__Set exercise__:
Without the pictures, give the entries below again exactly as written.

Records excerpted from a collection:

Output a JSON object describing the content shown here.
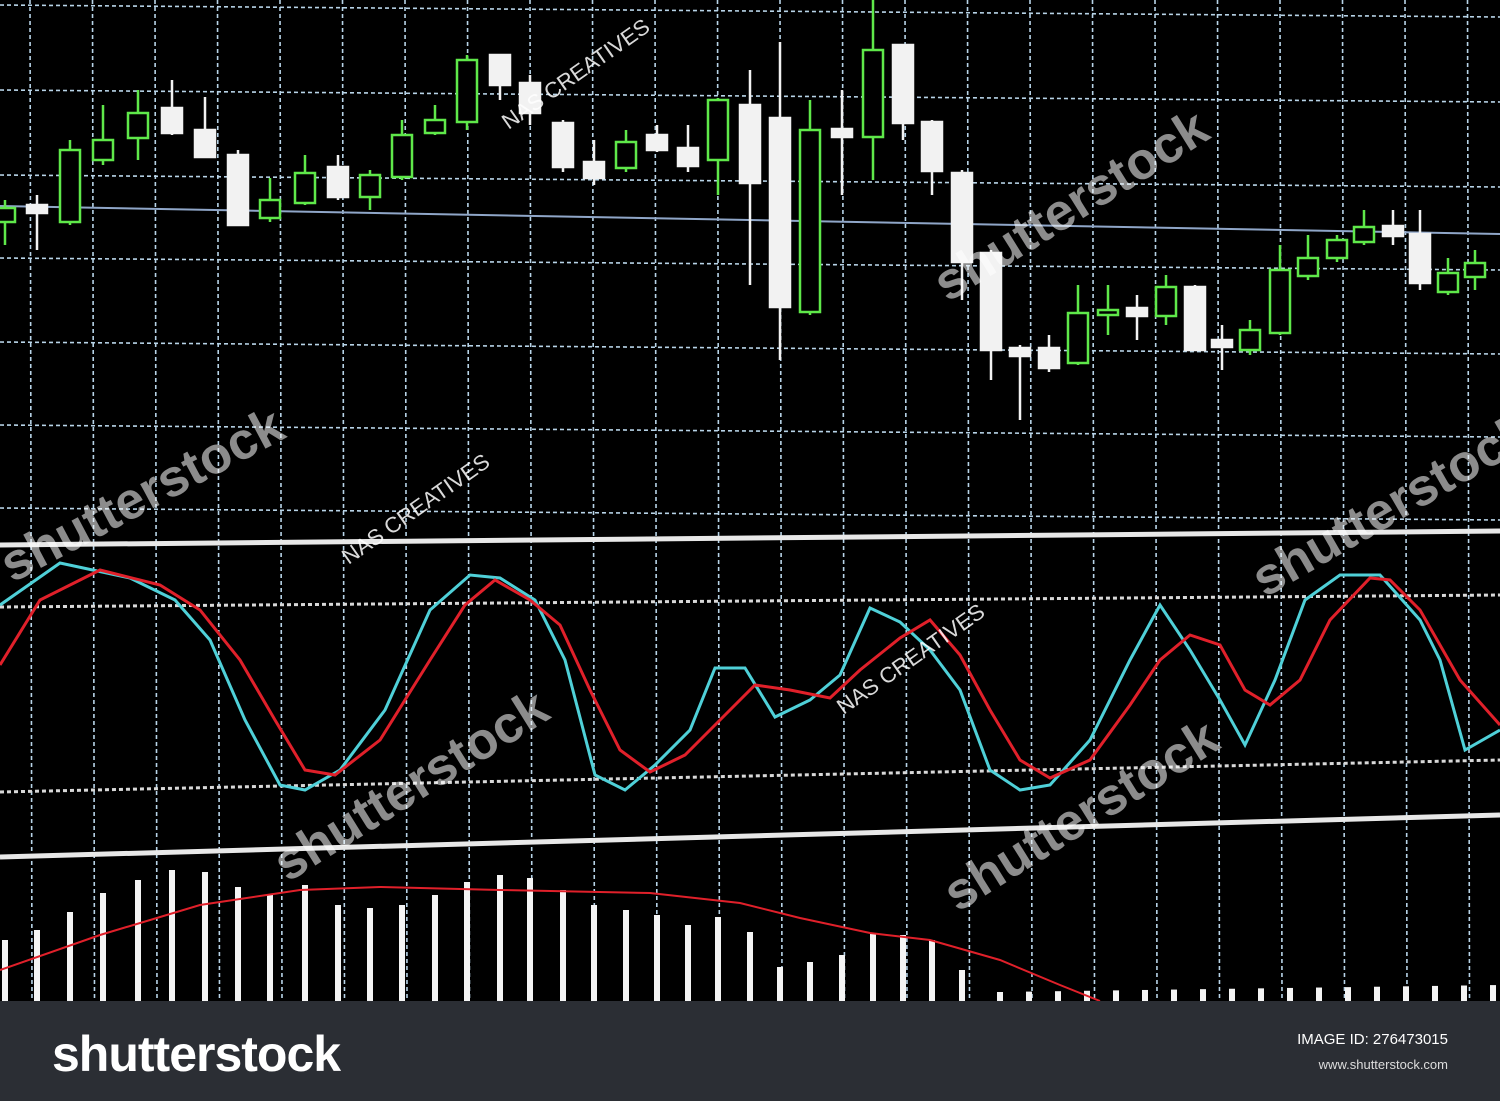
{
  "footer": {
    "logo": "shutterstock",
    "image_id": "IMAGE ID: 276473015",
    "site": "www.shutterstock.com"
  },
  "watermarks": {
    "brand": "shutterstock",
    "author": "NAS CREATIVES"
  }
}
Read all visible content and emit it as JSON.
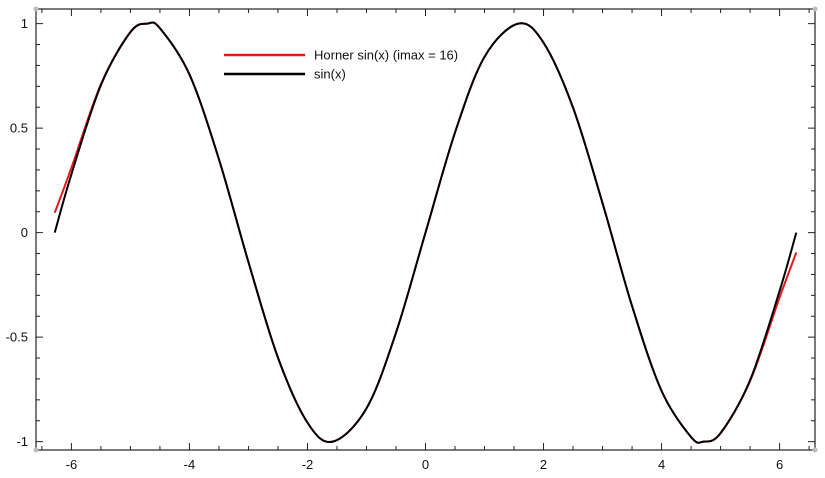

__Written reply__:
Output a JSON object describing the content shown here.
{
  "footer": {
    "logo": "shutterstock",
    "image_id": "IMAGE ID: 276473015",
    "site": "www.shutterstock.com"
  },
  "watermarks": {
    "brand": "shutterstock",
    "author": "NAS CREATIVES"
  }
}
Read all visible content and emit it as JSON.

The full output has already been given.